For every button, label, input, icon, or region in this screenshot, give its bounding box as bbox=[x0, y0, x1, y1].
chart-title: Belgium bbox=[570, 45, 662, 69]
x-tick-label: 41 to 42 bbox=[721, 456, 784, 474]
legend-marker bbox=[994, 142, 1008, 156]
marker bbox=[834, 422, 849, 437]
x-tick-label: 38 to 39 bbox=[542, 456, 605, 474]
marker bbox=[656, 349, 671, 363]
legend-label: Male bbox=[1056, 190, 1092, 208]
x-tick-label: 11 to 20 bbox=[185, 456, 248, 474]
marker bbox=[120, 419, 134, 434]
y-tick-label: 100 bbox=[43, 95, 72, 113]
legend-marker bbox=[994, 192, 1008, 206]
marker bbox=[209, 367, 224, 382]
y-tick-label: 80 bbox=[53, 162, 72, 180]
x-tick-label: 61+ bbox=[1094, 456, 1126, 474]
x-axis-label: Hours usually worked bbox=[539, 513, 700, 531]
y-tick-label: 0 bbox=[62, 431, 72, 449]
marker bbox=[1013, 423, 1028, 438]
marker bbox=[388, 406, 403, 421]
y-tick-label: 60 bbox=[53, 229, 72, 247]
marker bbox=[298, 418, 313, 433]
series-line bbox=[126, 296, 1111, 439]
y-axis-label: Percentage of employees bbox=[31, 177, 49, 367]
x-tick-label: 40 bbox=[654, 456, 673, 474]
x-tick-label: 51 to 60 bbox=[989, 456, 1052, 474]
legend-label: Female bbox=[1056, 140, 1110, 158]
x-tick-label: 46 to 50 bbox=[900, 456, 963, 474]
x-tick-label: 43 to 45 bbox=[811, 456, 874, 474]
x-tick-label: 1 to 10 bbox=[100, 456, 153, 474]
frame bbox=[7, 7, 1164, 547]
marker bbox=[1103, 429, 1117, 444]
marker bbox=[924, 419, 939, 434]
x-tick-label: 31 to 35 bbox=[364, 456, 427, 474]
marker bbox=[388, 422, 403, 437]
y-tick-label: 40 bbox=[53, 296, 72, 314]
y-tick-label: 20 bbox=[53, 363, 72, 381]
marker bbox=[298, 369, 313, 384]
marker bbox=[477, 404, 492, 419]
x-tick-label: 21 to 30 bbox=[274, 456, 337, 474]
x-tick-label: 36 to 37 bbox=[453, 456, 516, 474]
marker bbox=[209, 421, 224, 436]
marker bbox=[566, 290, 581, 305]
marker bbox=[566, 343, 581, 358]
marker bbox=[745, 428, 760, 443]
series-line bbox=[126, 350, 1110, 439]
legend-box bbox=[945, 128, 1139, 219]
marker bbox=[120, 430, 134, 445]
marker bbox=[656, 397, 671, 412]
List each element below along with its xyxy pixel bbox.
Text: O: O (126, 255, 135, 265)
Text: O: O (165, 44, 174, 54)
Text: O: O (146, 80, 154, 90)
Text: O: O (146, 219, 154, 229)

+++++

Print all of the rows above again, word for word and in their original order.

EXERCISE ANSWER -
For every button, label, input, icon, or region in this screenshot, give its bounding box as bbox=[x0, y0, x1, y1].
chart-title: Belgium bbox=[570, 45, 662, 69]
x-tick-label: 41 to 42 bbox=[721, 456, 784, 474]
legend-marker bbox=[994, 142, 1008, 156]
marker bbox=[834, 422, 849, 437]
x-tick-label: 38 to 39 bbox=[542, 456, 605, 474]
marker bbox=[656, 349, 671, 363]
legend-label: Male bbox=[1056, 190, 1092, 208]
x-tick-label: 11 to 20 bbox=[185, 456, 248, 474]
marker bbox=[120, 419, 134, 434]
y-tick-label: 100 bbox=[43, 95, 72, 113]
legend-marker bbox=[994, 192, 1008, 206]
marker bbox=[209, 367, 224, 382]
y-tick-label: 80 bbox=[53, 162, 72, 180]
x-tick-label: 61+ bbox=[1094, 456, 1126, 474]
x-axis-label: Hours usually worked bbox=[539, 513, 700, 531]
y-tick-label: 0 bbox=[62, 431, 72, 449]
marker bbox=[1013, 423, 1028, 438]
marker bbox=[388, 406, 403, 421]
y-tick-label: 60 bbox=[53, 229, 72, 247]
marker bbox=[298, 418, 313, 433]
series-line bbox=[126, 296, 1111, 439]
y-axis-label: Percentage of employees bbox=[31, 177, 49, 367]
x-tick-label: 40 bbox=[654, 456, 673, 474]
x-tick-label: 51 to 60 bbox=[989, 456, 1052, 474]
legend-label: Female bbox=[1056, 140, 1110, 158]
x-tick-label: 46 to 50 bbox=[900, 456, 963, 474]
x-tick-label: 43 to 45 bbox=[811, 456, 874, 474]
x-tick-label: 1 to 10 bbox=[100, 456, 153, 474]
frame bbox=[7, 7, 1164, 547]
marker bbox=[1103, 429, 1117, 444]
marker bbox=[924, 419, 939, 434]
x-tick-label: 31 to 35 bbox=[364, 456, 427, 474]
marker bbox=[388, 422, 403, 437]
y-tick-label: 40 bbox=[53, 296, 72, 314]
y-tick-label: 20 bbox=[53, 363, 72, 381]
marker bbox=[298, 369, 313, 384]
marker bbox=[477, 404, 492, 419]
x-tick-label: 21 to 30 bbox=[274, 456, 337, 474]
x-tick-label: 36 to 37 bbox=[453, 456, 516, 474]
marker bbox=[209, 421, 224, 436]
marker bbox=[566, 290, 581, 305]
marker bbox=[566, 343, 581, 358]
marker bbox=[745, 428, 760, 443]
series-line bbox=[126, 350, 1110, 439]
legend-box bbox=[945, 128, 1139, 219]
marker bbox=[120, 430, 134, 445]
marker bbox=[656, 397, 671, 412]
List each element below along with its xyxy pixel bbox.
Text: O: O (126, 255, 135, 265)
Text: O: O (165, 44, 174, 54)
Text: O: O (146, 80, 154, 90)
Text: O: O (146, 219, 154, 229)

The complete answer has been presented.